• _Required actions_:
a) In the passage on dental extractions in children, what estimated cost to the NHS is given for the 2015/2016 procedures?
b) Repeat the stretch of the passage on dental extractions in children from "Introduction" through "et al. 2016).".

Collecting robust records in the mixed dentition provides the clinical basis to link each stage of the causal chain and enable the impact of PEPT on orthodontic need to be characterised. This study is the first to provide the foundations for future longitudinal data collection allowing the long-term impact of PEPT to be studied.

Introduction

Background and Rationale

Extraction of carious primary teeth is the most common reason for young children to have a general anaesthetic in England. In 2015/ 2016 over 45,000 children (NHS Digital 2015-2016) underwent this procedure at an estimated cost of £50.5 million to the NHS (Public Health England 2017). In addition to the financial cost, these have a significant impact for children and their families with associated anxiety, reduced school attendance and post-operative morbidity (Rodd et al. 2014; Wong et al. 2015; Knapp et al. 2016).

• _Items listed in a dataset_:

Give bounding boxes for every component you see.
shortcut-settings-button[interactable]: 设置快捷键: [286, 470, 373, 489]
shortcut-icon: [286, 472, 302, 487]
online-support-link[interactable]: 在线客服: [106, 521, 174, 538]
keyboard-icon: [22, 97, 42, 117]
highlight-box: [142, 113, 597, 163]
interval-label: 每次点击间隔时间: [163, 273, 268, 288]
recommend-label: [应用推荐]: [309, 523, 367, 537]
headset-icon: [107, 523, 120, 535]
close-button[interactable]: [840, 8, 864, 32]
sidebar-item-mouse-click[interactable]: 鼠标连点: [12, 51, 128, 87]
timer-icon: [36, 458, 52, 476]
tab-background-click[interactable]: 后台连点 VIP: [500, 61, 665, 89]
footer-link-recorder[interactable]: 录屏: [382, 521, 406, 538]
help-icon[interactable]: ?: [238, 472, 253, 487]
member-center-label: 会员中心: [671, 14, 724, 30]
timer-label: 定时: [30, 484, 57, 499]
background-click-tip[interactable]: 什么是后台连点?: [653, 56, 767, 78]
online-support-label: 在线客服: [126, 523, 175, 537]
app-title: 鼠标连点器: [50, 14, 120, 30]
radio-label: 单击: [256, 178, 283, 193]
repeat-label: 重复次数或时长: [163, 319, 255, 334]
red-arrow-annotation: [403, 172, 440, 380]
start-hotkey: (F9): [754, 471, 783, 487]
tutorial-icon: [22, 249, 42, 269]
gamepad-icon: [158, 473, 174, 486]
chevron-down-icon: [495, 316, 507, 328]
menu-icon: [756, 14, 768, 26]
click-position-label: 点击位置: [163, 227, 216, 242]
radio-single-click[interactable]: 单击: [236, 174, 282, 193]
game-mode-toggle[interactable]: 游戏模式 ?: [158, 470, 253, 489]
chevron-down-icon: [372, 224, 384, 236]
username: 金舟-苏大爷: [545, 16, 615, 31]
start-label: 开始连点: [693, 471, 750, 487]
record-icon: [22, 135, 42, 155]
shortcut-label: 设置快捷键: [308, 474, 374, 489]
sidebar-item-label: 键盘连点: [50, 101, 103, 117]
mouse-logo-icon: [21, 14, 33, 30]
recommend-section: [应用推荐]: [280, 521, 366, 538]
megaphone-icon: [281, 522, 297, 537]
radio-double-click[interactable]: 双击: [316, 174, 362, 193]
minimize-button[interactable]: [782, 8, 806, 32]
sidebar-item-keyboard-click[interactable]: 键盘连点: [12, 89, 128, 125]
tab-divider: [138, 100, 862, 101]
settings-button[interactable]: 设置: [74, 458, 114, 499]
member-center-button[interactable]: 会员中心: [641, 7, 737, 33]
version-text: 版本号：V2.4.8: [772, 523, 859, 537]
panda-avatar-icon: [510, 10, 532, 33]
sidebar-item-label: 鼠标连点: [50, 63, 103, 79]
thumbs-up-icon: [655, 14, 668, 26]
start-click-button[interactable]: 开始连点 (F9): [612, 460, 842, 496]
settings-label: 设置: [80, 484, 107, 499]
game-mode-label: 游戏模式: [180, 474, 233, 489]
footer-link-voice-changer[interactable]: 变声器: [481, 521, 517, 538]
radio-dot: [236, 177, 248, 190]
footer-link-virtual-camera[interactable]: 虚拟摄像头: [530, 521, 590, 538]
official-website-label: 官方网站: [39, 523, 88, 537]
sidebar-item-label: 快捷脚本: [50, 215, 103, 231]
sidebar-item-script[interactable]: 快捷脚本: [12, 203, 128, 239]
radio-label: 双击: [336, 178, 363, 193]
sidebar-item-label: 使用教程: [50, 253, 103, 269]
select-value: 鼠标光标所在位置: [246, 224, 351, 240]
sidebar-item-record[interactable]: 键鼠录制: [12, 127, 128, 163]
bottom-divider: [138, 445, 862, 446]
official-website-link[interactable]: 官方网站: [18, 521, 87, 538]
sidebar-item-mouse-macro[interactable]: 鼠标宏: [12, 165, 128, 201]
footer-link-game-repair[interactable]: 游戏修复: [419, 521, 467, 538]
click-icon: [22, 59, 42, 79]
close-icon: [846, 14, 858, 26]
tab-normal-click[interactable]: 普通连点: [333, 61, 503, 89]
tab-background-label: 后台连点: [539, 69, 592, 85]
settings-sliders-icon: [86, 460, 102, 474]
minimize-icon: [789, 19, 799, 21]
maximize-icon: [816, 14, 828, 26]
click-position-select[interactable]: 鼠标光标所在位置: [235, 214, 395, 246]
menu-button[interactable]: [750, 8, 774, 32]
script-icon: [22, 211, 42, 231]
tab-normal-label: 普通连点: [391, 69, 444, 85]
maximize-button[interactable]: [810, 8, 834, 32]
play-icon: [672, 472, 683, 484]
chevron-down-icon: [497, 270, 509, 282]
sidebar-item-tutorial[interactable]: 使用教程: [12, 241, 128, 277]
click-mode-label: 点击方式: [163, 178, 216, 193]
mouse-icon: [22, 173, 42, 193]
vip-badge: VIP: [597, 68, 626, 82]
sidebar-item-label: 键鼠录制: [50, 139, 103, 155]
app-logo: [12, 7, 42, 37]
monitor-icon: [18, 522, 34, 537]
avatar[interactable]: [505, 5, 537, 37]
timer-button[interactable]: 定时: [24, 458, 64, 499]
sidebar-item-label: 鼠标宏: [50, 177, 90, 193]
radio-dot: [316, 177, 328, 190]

• _Solutions to the exercise_:
a) £50.5 million

b)
Introduction

Background and Rationale

Extraction of carious primary teeth is the most common reason for young children to have a general anaesthetic in England. In 2015/ 2016 over 45,000 children (NHS Digital 2015-2016) underwent this procedure at an estimated cost of £50.5 million to the NHS (Public Health England 2017). In addition to the financial cost, these have a significant impact for children and their families with associated anxiety, reduced school attendance and post-operative morbidity (Rodd et al. 2014; Wong et al. 2015; Knapp et al. 2016).